## Data

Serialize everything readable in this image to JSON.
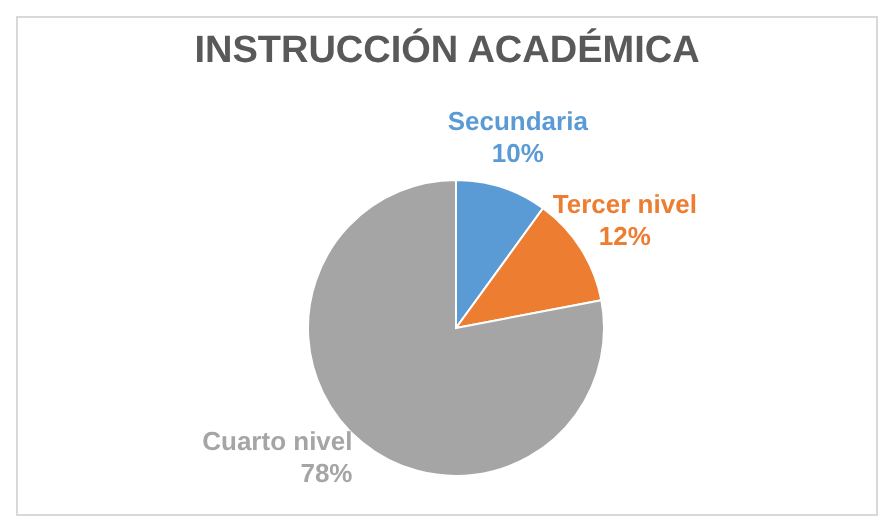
{
  "chart_data": {
    "type": "pie",
    "title": "INSTRUCCIÓN ACADÉMICA",
    "categories": [
      "Secundaria",
      "Tercer nivel",
      "Cuarto nivel"
    ],
    "values": [
      10,
      12,
      78
    ],
    "colors": [
      "#5b9bd5",
      "#ed7d31",
      "#a5a5a5"
    ],
    "value_labels": [
      "10%",
      "12%",
      "78%"
    ],
    "legend": false
  }
}
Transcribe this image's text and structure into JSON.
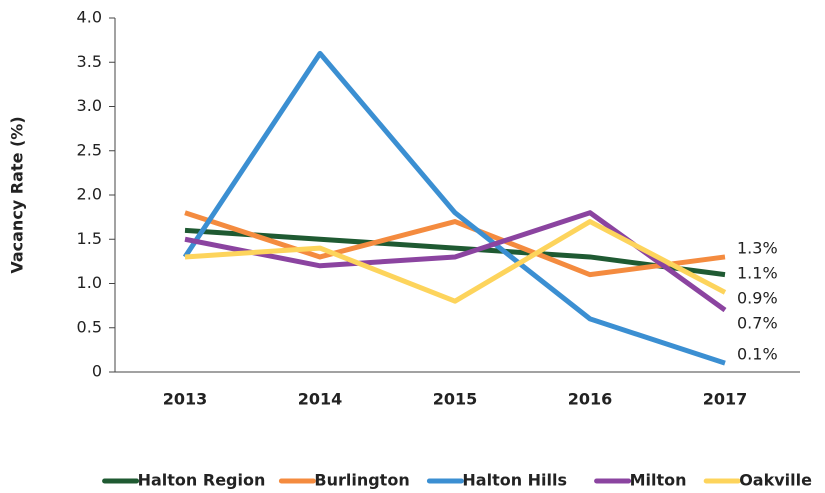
{
  "chart_data": {
    "type": "line",
    "y_label": "Vacancy Rate (%)",
    "categories": [
      "2013",
      "2014",
      "2015",
      "2016",
      "2017"
    ],
    "ylim": [
      0,
      4
    ],
    "yticks": [
      0,
      0.5,
      {
        "value": 1,
        "label": "1.0"
      },
      1.5,
      {
        "value": 2,
        "label": "2.0"
      },
      2.5,
      {
        "value": 3,
        "label": "3.0"
      },
      3.5,
      {
        "value": 4,
        "label": "4.0"
      }
    ],
    "grid": false,
    "legend": "bottom",
    "series": [
      {
        "name": "Halton Region",
        "color": "#1f5a32",
        "values": [
          1.6,
          1.5,
          1.4,
          1.3,
          1.1
        ],
        "value_labels": [
          null,
          null,
          null,
          null,
          "1.1%"
        ]
      },
      {
        "name": "Burlington",
        "color": "#f48b3f",
        "values": [
          1.8,
          1.3,
          1.7,
          1.1,
          1.3
        ],
        "value_labels": [
          null,
          null,
          null,
          null,
          "1.3%"
        ]
      },
      {
        "name": "Halton Hills",
        "color": "#3b8fd2",
        "values": [
          1.3,
          3.6,
          1.8,
          0.6,
          0.1
        ],
        "value_labels": [
          null,
          null,
          null,
          null,
          "0.1%"
        ]
      },
      {
        "name": "Milton",
        "color": "#8b44a0",
        "values": [
          1.5,
          1.2,
          1.3,
          1.8,
          0.7
        ],
        "value_labels": [
          null,
          null,
          null,
          null,
          "0.7%"
        ]
      },
      {
        "name": "Oakville",
        "color": "#fdd45c",
        "values": [
          1.3,
          1.4,
          0.8,
          1.7,
          0.9
        ],
        "value_labels": [
          null,
          null,
          null,
          null,
          "0.9%"
        ]
      }
    ]
  }
}
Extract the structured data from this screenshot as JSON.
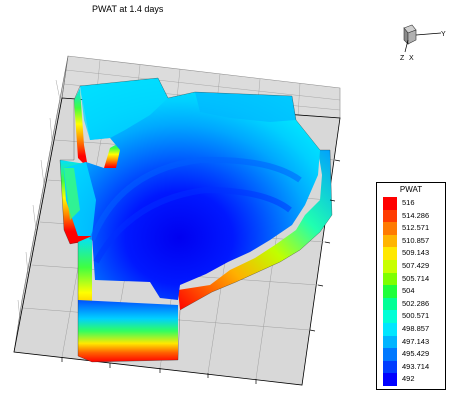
{
  "title": "PWAT at 1.4 days",
  "axis_triad": {
    "labels": [
      "Y",
      "Z",
      "X"
    ],
    "colors": {
      "line": "#000000",
      "cube": "#9a9a9a"
    }
  },
  "legend": {
    "title": "PWAT",
    "levels": [
      {
        "label": "516",
        "color": "#ff0000"
      },
      {
        "label": "514.286",
        "color": "#ff3b00"
      },
      {
        "label": "512.571",
        "color": "#ff7a00"
      },
      {
        "label": "510.857",
        "color": "#ffb400"
      },
      {
        "label": "509.143",
        "color": "#ffe800"
      },
      {
        "label": "507.429",
        "color": "#c8ff00"
      },
      {
        "label": "505.714",
        "color": "#7dff00"
      },
      {
        "label": "504",
        "color": "#1eff3a"
      },
      {
        "label": "502.286",
        "color": "#00ff96"
      },
      {
        "label": "500.571",
        "color": "#00ffd6"
      },
      {
        "label": "498.857",
        "color": "#00e6ff"
      },
      {
        "label": "497.143",
        "color": "#00b4ff"
      },
      {
        "label": "495.429",
        "color": "#0078ff"
      },
      {
        "label": "493.714",
        "color": "#003cff"
      },
      {
        "label": "492",
        "color": "#0000ff"
      }
    ]
  },
  "colors": {
    "grid_floor": "#d6d6d6",
    "grid_line": "#8c8c8c",
    "frame": "#000000"
  }
}
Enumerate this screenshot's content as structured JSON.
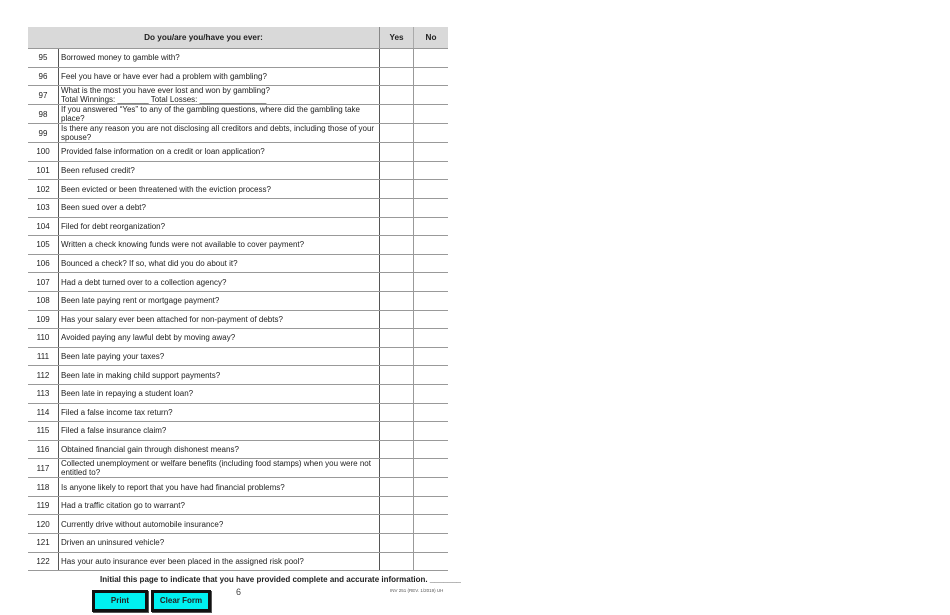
{
  "header": {
    "question": "Do you/are you/have you ever:",
    "yes": "Yes",
    "no": "No"
  },
  "rows": [
    {
      "n": "95",
      "q": "Borrowed money to gamble with?"
    },
    {
      "n": "96",
      "q": "Feel you have or have ever had a problem with gambling?"
    },
    {
      "n": "97",
      "q": "What is the most you have ever lost and won by gambling?",
      "q2": "Total Winnings: _______ Total Losses: _______________"
    },
    {
      "n": "98",
      "q": "If you answered “Yes” to any of the gambling questions, where did the gambling take place?"
    },
    {
      "n": "99",
      "q": "Is there any reason you are not disclosing all creditors and debts, including those of your spouse?"
    },
    {
      "n": "100",
      "q": "Provided false information on a credit or loan application?"
    },
    {
      "n": "101",
      "q": "Been refused credit?"
    },
    {
      "n": "102",
      "q": "Been evicted or been threatened with the eviction process?"
    },
    {
      "n": "103",
      "q": "Been sued over a debt?"
    },
    {
      "n": "104",
      "q": "Filed for debt reorganization?"
    },
    {
      "n": "105",
      "q": "Written a check knowing funds were not available to cover payment?"
    },
    {
      "n": "106",
      "q": "Bounced a check?  If so, what did you do about it?"
    },
    {
      "n": "107",
      "q": "Had a debt turned over to a collection agency?"
    },
    {
      "n": "108",
      "q": "Been late paying rent or mortgage payment?"
    },
    {
      "n": "109",
      "q": "Has your salary ever been attached for non-payment of debts?"
    },
    {
      "n": "110",
      "q": "Avoided paying any lawful debt by moving away?"
    },
    {
      "n": "111",
      "q": "Been late paying your taxes?"
    },
    {
      "n": "112",
      "q": "Been late in making child support payments?"
    },
    {
      "n": "113",
      "q": "Been late in repaying a student loan?"
    },
    {
      "n": "114",
      "q": "Filed a false income tax return?"
    },
    {
      "n": "115",
      "q": "Filed a false insurance claim?"
    },
    {
      "n": "116",
      "q": "Obtained financial gain through dishonest means?"
    },
    {
      "n": "117",
      "q": "Collected unemployment or welfare benefits (including food stamps) when you were not entitled to?"
    },
    {
      "n": "118",
      "q": "Is anyone likely to report that you have had financial problems?"
    },
    {
      "n": "119",
      "q": "Had a traffic citation go to warrant?"
    },
    {
      "n": "120",
      "q": "Currently drive without automobile insurance?"
    },
    {
      "n": "121",
      "q": "Driven an uninsured vehicle?"
    },
    {
      "n": "122",
      "q": "Has your auto insurance ever been placed in the assigned risk pool?"
    }
  ],
  "footer": {
    "initial": "Initial this page to indicate that you have provided complete and accurate information. _______",
    "print": "Print",
    "clear": "Clear Form",
    "page": "6",
    "rev": "INV 251 (REV. 1/2019) UH"
  },
  "colors": {
    "button": "#00f0f0",
    "header_bg": "#d9d9d9"
  }
}
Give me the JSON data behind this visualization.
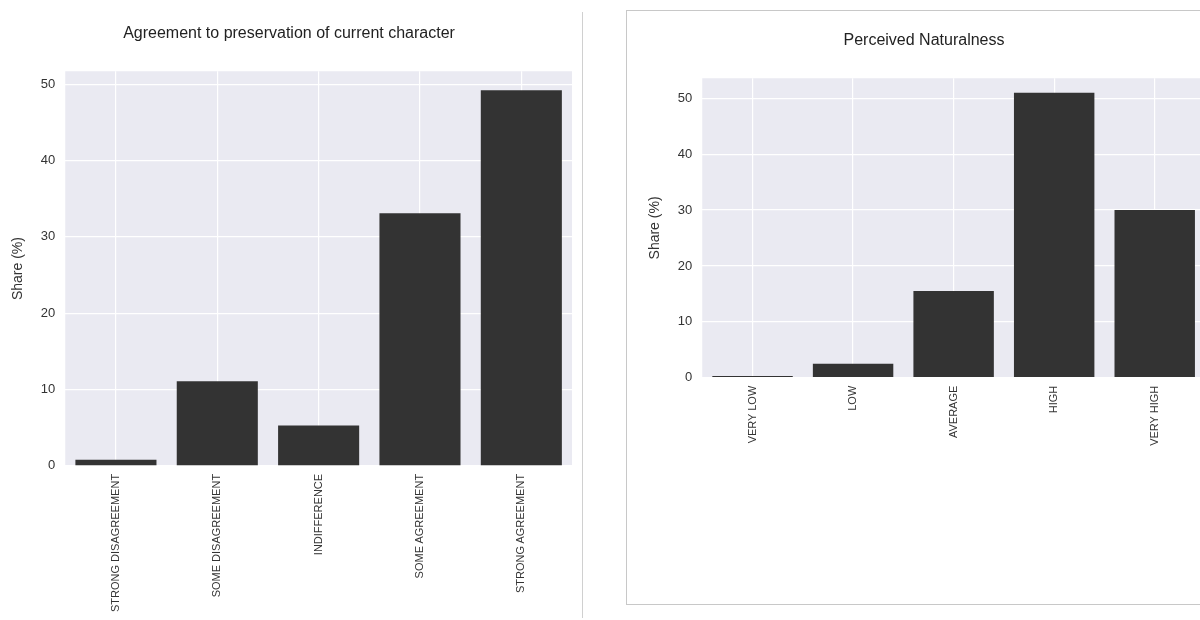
{
  "chart_data": [
    {
      "type": "bar",
      "title": "Agreement to preservation of current character",
      "ylabel": "Share (%)",
      "categories": [
        "STRONG DISAGREEMENT",
        "SOME DISAGREEMENT",
        "INDIFFERENCE",
        "SOME AGREEMENT",
        "STRONG AGREEMENT"
      ],
      "values": [
        0.8,
        11.1,
        5.3,
        33.1,
        49.2
      ],
      "color": "#333333",
      "ylim": [
        0,
        51.7
      ],
      "yticks": [
        0,
        10,
        20,
        30,
        40,
        50
      ],
      "grid": true
    },
    {
      "type": "bar",
      "title": "Perceived Naturalness",
      "ylabel": "Share (%)",
      "categories": [
        "VERY LOW",
        "LOW",
        "AVERAGE",
        "HIGH",
        "VERY HIGH"
      ],
      "values": [
        0.3,
        2.5,
        15.5,
        51.0,
        30.0
      ],
      "color": "#333333",
      "ylim": [
        0,
        53.6
      ],
      "yticks": [
        0,
        10,
        20,
        30,
        40,
        50
      ],
      "grid": true
    }
  ]
}
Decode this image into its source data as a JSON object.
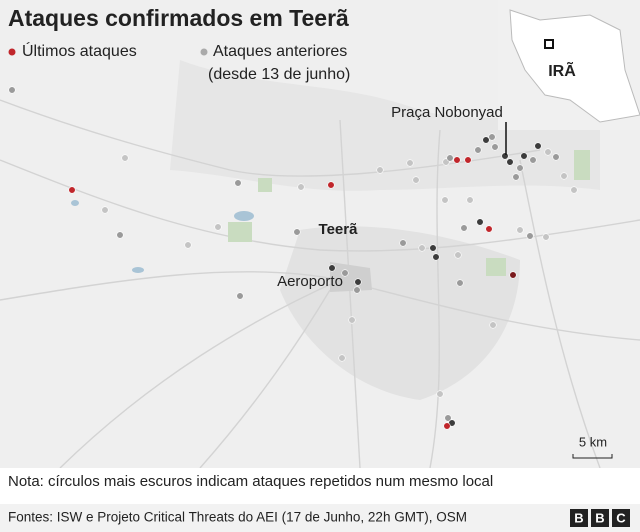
{
  "title": "Ataques confirmados em Teerã",
  "legend": {
    "recent": "Últimos ataques",
    "earlier": "Ataques anteriores",
    "earlier_note": "(desde 13 de junho)"
  },
  "inset": {
    "label": "IRÃ"
  },
  "places": {
    "square": "Praça Nobonyad",
    "city": "Teerã",
    "airport": "Aeroporto"
  },
  "scale": "5 km",
  "note": "Nota: círculos mais escuros indicam ataques repetidos num mesmo local",
  "source": "Fontes: ISW e Projeto Critical Threats do AEI (17 de Junho, 22h GMT), OSM",
  "logo": [
    "B",
    "B",
    "C"
  ]
}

## Given task
Make a list of all lines in the data that contain "source".

## Response to the task
Decode this image into its source data as a JSON object.
  "source": "Fontes: ISW e Projeto Critical Threats do AEI (17 de Junho, 22h GMT), OSM",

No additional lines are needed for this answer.